▶ _The records_
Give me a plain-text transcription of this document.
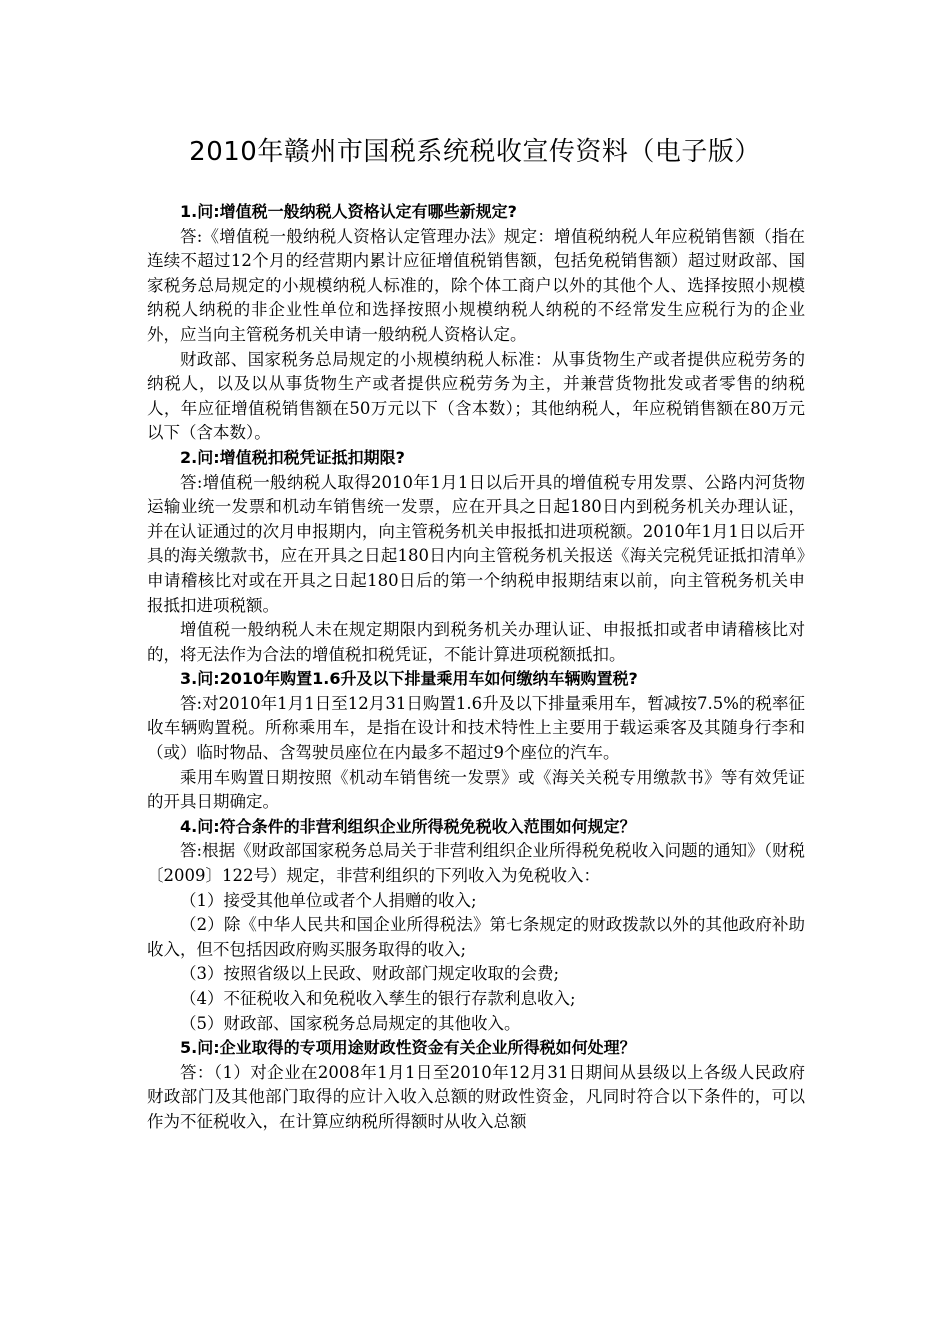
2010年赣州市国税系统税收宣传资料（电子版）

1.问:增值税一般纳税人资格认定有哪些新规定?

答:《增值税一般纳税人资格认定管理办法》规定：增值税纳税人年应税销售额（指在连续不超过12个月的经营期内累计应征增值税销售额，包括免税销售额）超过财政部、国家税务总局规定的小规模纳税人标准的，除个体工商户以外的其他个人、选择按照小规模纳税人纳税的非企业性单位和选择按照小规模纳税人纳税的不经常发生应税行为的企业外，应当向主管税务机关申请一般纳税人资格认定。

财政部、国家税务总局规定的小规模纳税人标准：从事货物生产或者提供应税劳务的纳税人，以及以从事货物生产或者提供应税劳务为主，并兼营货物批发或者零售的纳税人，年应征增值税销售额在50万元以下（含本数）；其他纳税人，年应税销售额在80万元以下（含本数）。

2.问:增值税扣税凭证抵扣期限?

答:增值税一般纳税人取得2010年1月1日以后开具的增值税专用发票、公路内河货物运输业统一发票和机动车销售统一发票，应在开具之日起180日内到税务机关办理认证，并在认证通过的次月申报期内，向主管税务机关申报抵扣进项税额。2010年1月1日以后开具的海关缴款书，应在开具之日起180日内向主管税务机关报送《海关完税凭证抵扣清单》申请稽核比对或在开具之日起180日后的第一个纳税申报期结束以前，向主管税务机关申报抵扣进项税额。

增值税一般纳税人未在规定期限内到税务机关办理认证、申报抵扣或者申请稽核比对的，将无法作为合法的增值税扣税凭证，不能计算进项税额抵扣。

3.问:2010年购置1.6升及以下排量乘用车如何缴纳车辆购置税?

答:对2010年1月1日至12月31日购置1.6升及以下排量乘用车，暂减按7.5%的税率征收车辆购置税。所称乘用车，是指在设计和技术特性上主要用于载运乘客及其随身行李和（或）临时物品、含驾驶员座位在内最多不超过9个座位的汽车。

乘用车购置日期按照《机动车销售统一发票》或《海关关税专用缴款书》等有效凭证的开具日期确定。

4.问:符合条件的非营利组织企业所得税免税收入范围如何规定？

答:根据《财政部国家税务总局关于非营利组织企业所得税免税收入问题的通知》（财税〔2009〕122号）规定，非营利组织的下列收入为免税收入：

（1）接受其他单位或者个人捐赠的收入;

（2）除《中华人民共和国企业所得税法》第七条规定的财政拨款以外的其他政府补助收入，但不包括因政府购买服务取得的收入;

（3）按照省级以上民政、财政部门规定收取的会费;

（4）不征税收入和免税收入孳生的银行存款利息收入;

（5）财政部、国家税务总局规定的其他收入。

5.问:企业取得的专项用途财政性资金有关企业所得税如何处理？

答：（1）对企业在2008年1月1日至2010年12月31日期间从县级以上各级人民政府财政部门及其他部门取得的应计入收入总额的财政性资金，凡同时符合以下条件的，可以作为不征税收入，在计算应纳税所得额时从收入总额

* * *

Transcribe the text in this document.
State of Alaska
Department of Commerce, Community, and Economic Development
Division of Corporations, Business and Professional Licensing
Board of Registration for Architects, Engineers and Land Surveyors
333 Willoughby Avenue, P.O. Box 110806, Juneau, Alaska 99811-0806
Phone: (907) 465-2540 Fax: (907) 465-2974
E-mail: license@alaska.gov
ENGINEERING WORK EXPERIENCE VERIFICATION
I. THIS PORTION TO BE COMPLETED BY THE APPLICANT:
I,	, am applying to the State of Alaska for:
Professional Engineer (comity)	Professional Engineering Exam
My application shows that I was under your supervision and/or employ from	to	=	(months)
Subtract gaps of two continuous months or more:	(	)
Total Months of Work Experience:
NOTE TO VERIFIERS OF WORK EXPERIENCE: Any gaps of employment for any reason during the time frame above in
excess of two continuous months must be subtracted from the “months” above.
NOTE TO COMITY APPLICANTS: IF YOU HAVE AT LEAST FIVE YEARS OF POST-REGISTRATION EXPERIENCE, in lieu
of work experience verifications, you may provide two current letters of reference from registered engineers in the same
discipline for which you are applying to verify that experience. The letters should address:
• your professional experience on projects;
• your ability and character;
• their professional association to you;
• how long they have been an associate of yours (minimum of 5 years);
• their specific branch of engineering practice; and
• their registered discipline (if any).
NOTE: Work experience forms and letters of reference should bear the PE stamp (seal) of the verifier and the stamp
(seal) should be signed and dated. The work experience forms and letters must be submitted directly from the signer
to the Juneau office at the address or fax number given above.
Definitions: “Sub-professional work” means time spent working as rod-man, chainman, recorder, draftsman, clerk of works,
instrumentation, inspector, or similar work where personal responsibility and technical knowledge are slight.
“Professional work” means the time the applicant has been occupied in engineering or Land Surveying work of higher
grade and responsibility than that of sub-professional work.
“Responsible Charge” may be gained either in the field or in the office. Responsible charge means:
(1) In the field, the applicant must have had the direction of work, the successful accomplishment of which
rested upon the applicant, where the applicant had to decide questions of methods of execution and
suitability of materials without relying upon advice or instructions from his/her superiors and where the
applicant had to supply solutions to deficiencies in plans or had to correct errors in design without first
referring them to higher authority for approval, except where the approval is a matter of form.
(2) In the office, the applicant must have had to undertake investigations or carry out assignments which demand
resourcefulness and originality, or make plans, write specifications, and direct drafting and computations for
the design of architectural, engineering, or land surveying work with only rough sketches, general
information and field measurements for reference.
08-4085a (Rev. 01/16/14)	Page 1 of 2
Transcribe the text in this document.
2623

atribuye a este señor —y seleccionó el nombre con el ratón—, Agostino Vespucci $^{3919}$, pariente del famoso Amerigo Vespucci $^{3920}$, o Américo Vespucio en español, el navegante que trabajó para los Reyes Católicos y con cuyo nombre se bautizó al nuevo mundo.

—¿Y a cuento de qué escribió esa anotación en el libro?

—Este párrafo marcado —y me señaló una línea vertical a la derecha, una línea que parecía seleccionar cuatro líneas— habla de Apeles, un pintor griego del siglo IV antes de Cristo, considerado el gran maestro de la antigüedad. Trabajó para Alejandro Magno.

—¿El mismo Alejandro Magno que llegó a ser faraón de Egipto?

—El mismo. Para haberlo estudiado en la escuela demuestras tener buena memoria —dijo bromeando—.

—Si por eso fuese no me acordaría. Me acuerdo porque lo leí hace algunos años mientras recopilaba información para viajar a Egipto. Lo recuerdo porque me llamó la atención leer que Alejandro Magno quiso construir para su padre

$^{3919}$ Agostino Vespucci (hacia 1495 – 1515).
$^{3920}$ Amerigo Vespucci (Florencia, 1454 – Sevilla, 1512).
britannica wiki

▶ _Aim_
Gather each line holding the string "plans".

▶ _Exercise response_
applicant had to supply solutions to deficiencies in plans or had to correct errors in design without first
resourcefulness and originality, or make plans, write specifications, and direct drafting and computations for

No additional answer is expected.